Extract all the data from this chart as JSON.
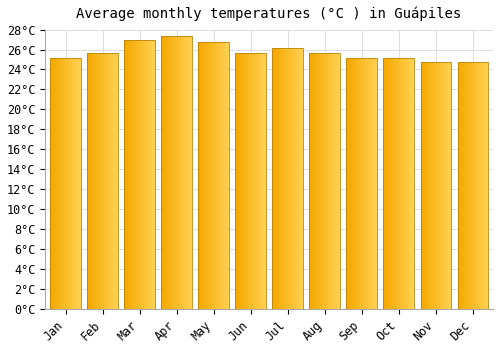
{
  "title": "Average monthly temperatures (°C ) in Guápiles",
  "months": [
    "Jan",
    "Feb",
    "Mar",
    "Apr",
    "May",
    "Jun",
    "Jul",
    "Aug",
    "Sep",
    "Oct",
    "Nov",
    "Dec"
  ],
  "values": [
    25.2,
    25.7,
    27.0,
    27.4,
    26.8,
    25.7,
    26.2,
    25.7,
    25.2,
    25.2,
    24.7,
    24.7
  ],
  "ylim": [
    0,
    28
  ],
  "yticks": [
    0,
    2,
    4,
    6,
    8,
    10,
    12,
    14,
    16,
    18,
    20,
    22,
    24,
    26,
    28
  ],
  "bar_color_left": "#F5A800",
  "bar_color_right": "#FFD050",
  "bar_edge_color": "#B8860B",
  "background_color": "#FFFFFF",
  "grid_color": "#DDDDDD",
  "title_fontsize": 10,
  "tick_fontsize": 8.5
}
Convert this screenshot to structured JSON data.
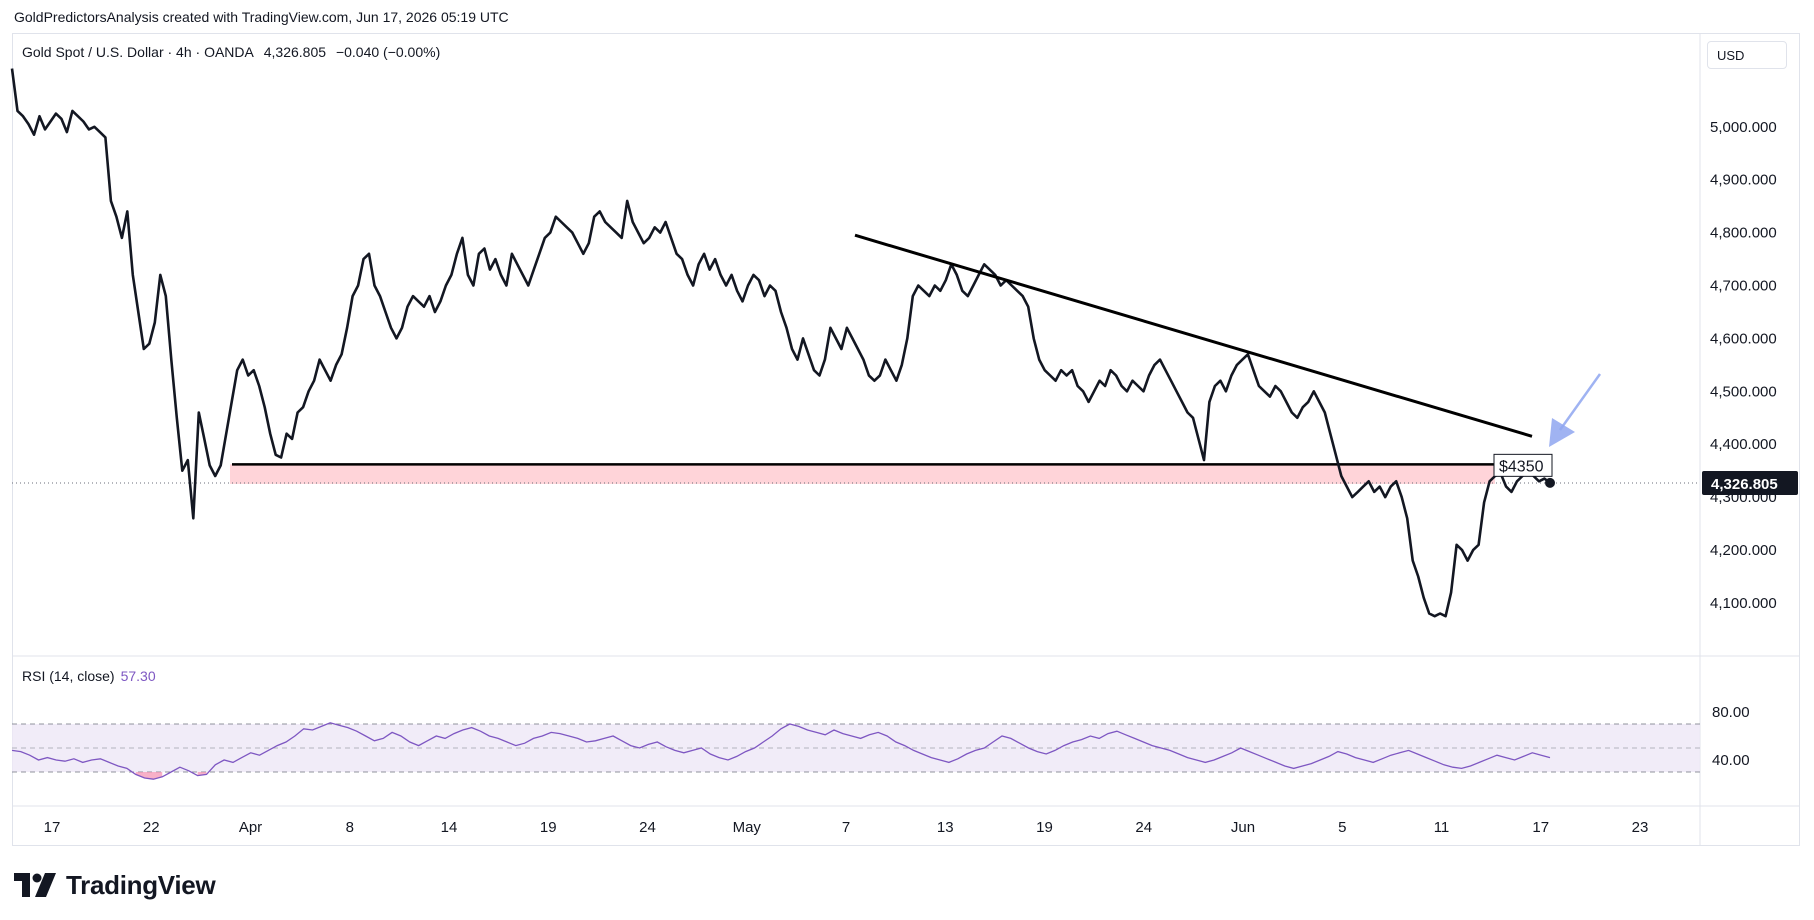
{
  "header": {
    "caption": "GoldPredictorsAnalysis created with TradingView.com, Jun 17, 2026 05:19 UTC"
  },
  "legend": {
    "symbol": "Gold Spot / U.S. Dollar · 4h · OANDA",
    "last": "4,326.805",
    "change": "−0.040 (−0.00%)"
  },
  "currency_label": "USD",
  "rsi": {
    "label": "RSI (14, close)",
    "value": "57.30"
  },
  "annotations": {
    "level_label": "$4350",
    "current_price_label": "4,326.805"
  },
  "brand": {
    "name": "TradingView"
  },
  "colors": {
    "price_line": "#131722",
    "trendline": "#000000",
    "support_zone": "#ffcdd2",
    "rsi_line": "#7e57c2",
    "rsi_band": "#ede7f6",
    "oversold_fill": "#f48fb1",
    "arrow": "#8fa6f0"
  },
  "chart_data": {
    "type": "line",
    "x_ticks": [
      "17",
      "22",
      "Apr",
      "8",
      "14",
      "19",
      "24",
      "May",
      "7",
      "13",
      "19",
      "24",
      "Jun",
      "5",
      "11",
      "17",
      "23"
    ],
    "y_ticks": [
      "5,000.000",
      "4,900.000",
      "4,800.000",
      "4,700.000",
      "4,600.000",
      "4,500.000",
      "4,400.000",
      "4,300.000",
      "4,200.000",
      "4,100.000"
    ],
    "ylim": [
      4030,
      5130
    ],
    "current_price": 4326.805,
    "series": [
      {
        "values": [
          5110,
          5030,
          5020,
          5005,
          4985,
          5020,
          4995,
          5010,
          5025,
          5015,
          4990,
          5030,
          5020,
          5010,
          4995,
          5000,
          4990,
          4980,
          4860,
          4830,
          4790,
          4840,
          4720,
          4650,
          4580,
          4590,
          4630,
          4720,
          4680,
          4560,
          4450,
          4350,
          4370,
          4260,
          4460,
          4410,
          4360,
          4340,
          4360,
          4420,
          4480,
          4540,
          4560,
          4530,
          4540,
          4510,
          4470,
          4420,
          4380,
          4375,
          4420,
          4410,
          4460,
          4470,
          4500,
          4520,
          4560,
          4540,
          4520,
          4550,
          4570,
          4620,
          4680,
          4700,
          4750,
          4760,
          4700,
          4680,
          4650,
          4620,
          4600,
          4620,
          4660,
          4680,
          4670,
          4660,
          4680,
          4650,
          4670,
          4700,
          4720,
          4760,
          4790,
          4720,
          4700,
          4760,
          4770,
          4730,
          4750,
          4720,
          4700,
          4760,
          4740,
          4720,
          4700,
          4730,
          4760,
          4790,
          4800,
          4830,
          4820,
          4810,
          4800,
          4780,
          4760,
          4780,
          4830,
          4840,
          4820,
          4810,
          4800,
          4790,
          4860,
          4820,
          4800,
          4780,
          4790,
          4810,
          4800,
          4820,
          4790,
          4760,
          4750,
          4720,
          4700,
          4740,
          4760,
          4730,
          4750,
          4720,
          4700,
          4720,
          4690,
          4670,
          4700,
          4720,
          4710,
          4680,
          4700,
          4690,
          4650,
          4620,
          4580,
          4560,
          4600,
          4570,
          4540,
          4530,
          4560,
          4620,
          4600,
          4580,
          4620,
          4600,
          4580,
          4560,
          4530,
          4520,
          4530,
          4560,
          4540,
          4520,
          4550,
          4600,
          4680,
          4700,
          4690,
          4680,
          4700,
          4690,
          4710,
          4740,
          4720,
          4690,
          4680,
          4700,
          4720,
          4740,
          4730,
          4720,
          4700,
          4710,
          4700,
          4690,
          4680,
          4660,
          4600,
          4560,
          4540,
          4530,
          4520,
          4540,
          4530,
          4540,
          4510,
          4500,
          4480,
          4500,
          4520,
          4510,
          4540,
          4530,
          4510,
          4500,
          4520,
          4510,
          4500,
          4530,
          4550,
          4560,
          4540,
          4520,
          4500,
          4480,
          4460,
          4450,
          4410,
          4370,
          4480,
          4510,
          4520,
          4500,
          4530,
          4550,
          4560,
          4570,
          4540,
          4510,
          4500,
          4490,
          4510,
          4500,
          4480,
          4460,
          4450,
          4470,
          4480,
          4500,
          4480,
          4460,
          4420,
          4380,
          4340,
          4320,
          4300,
          4310,
          4320,
          4330,
          4310,
          4320,
          4300,
          4320,
          4330,
          4300,
          4260,
          4180,
          4150,
          4110,
          4080,
          4075,
          4080,
          4075,
          4120,
          4210,
          4200,
          4180,
          4200,
          4210,
          4290,
          4330,
          4340,
          4345,
          4320,
          4310,
          4330,
          4340,
          4350,
          4340,
          4330,
          4335,
          4327
        ]
      }
    ],
    "annotation_level": 4350,
    "rsi": {
      "ylim": [
        15,
        90
      ],
      "y_ticks": [
        "80.00",
        "40.00"
      ],
      "upper_band": 70,
      "lower_band": 30,
      "midline": 50,
      "values": [
        48,
        47,
        44,
        40,
        42,
        40,
        39,
        41,
        38,
        40,
        41,
        38,
        35,
        33,
        28,
        25,
        24,
        26,
        30,
        34,
        31,
        27,
        28,
        36,
        40,
        38,
        42,
        46,
        44,
        48,
        52,
        55,
        60,
        66,
        65,
        68,
        71,
        69,
        67,
        64,
        60,
        56,
        58,
        63,
        60,
        55,
        52,
        56,
        60,
        58,
        62,
        65,
        67,
        64,
        60,
        58,
        55,
        52,
        54,
        58,
        60,
        63,
        62,
        60,
        58,
        55,
        56,
        58,
        60,
        56,
        52,
        50,
        53,
        55,
        51,
        48,
        46,
        48,
        50,
        45,
        42,
        40,
        43,
        47,
        50,
        55,
        60,
        66,
        70,
        68,
        65,
        63,
        61,
        65,
        62,
        60,
        58,
        61,
        63,
        60,
        55,
        52,
        48,
        45,
        42,
        40,
        38,
        41,
        45,
        48,
        50,
        55,
        60,
        58,
        54,
        50,
        47,
        45,
        48,
        52,
        55,
        57,
        60,
        58,
        62,
        64,
        61,
        58,
        55,
        52,
        50,
        48,
        45,
        42,
        40,
        38,
        40,
        43,
        46,
        50,
        47,
        44,
        41,
        38,
        35,
        33,
        35,
        37,
        40,
        43,
        47,
        45,
        42,
        40,
        38,
        41,
        44,
        46,
        48,
        45,
        42,
        39,
        36,
        34,
        33,
        35,
        38,
        41,
        44,
        42,
        40,
        43,
        46,
        44,
        42
      ]
    },
    "grid": false,
    "legend_position": "top-left"
  }
}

■ ■ ■ ■ ■ ■ ■

The exercise =>
Copy every line in the listing above where the string "TradingView" turns up.

Solution below =>
    "caption": "GoldPredictorsAnalysis created with TradingView.com, Jun 17, 2026 05:19 UTC"
    "name": "TradingView"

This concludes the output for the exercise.